Set down all of the data that follows word for word, without the images.

Supplied records —
┄┄┄┄┄┄┄┄┄┄┄┄┄┄┄┄┄┄┄┄
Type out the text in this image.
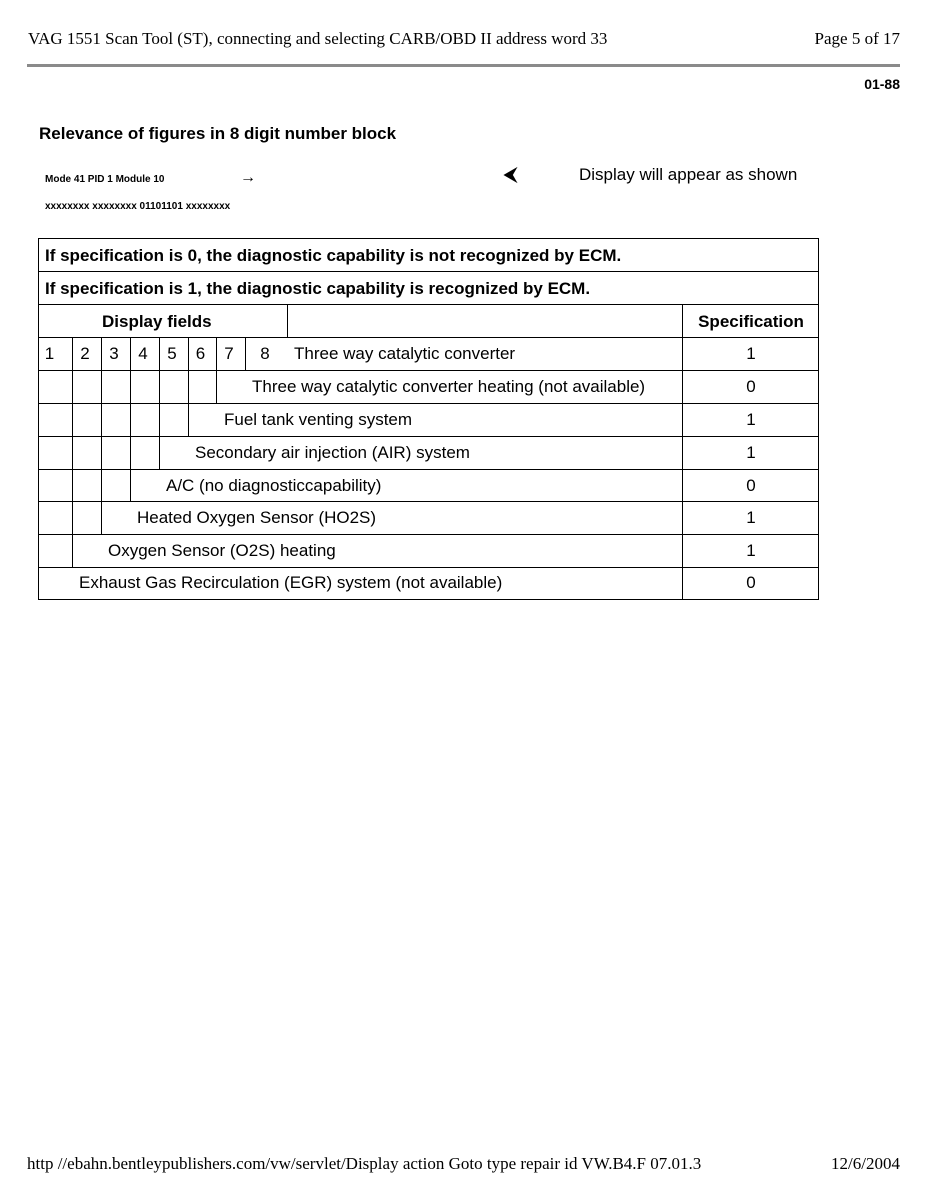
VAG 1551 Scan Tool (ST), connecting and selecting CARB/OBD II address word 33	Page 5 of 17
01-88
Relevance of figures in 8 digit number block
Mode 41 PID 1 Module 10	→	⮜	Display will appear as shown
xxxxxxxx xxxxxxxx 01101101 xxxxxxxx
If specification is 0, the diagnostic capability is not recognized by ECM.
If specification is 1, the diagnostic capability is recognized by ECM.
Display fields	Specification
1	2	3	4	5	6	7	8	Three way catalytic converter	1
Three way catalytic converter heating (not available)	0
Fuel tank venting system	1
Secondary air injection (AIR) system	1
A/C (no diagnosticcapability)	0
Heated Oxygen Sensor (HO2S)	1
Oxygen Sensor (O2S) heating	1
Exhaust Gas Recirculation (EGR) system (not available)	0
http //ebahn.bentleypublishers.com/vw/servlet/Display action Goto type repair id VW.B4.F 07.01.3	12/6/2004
┄┄┄┄┄┄┄┄┄┄┄┄┄┄┄┄┄┄┄┄
Task result —
Type out the text in this image.
VAG 1551 Scan Tool (ST), connecting and selecting CARB/OBD II address word 33	Page 5 of 17
01-88
Relevance of figures in 8 digit number block
Mode 41 PID 1 Module 10	→	⮜	Display will appear as shown
xxxxxxxx xxxxxxxx 01101101 xxxxxxxx
If specification is 0, the diagnostic capability is not recognized by ECM.
If specification is 1, the diagnostic capability is recognized by ECM.
Display fields	Specification
1	2	3	4	5	6	7	8	Three way catalytic converter	1
Three way catalytic converter heating (not available)	0
Fuel tank venting system	1
Secondary air injection (AIR) system	1
A/C (no diagnosticcapability)	0
Heated Oxygen Sensor (HO2S)	1
Oxygen Sensor (O2S) heating	1
Exhaust Gas Recirculation (EGR) system (not available)	0
http //ebahn.bentleypublishers.com/vw/servlet/Display action Goto type repair id VW.B4.F 07.01.3	12/6/2004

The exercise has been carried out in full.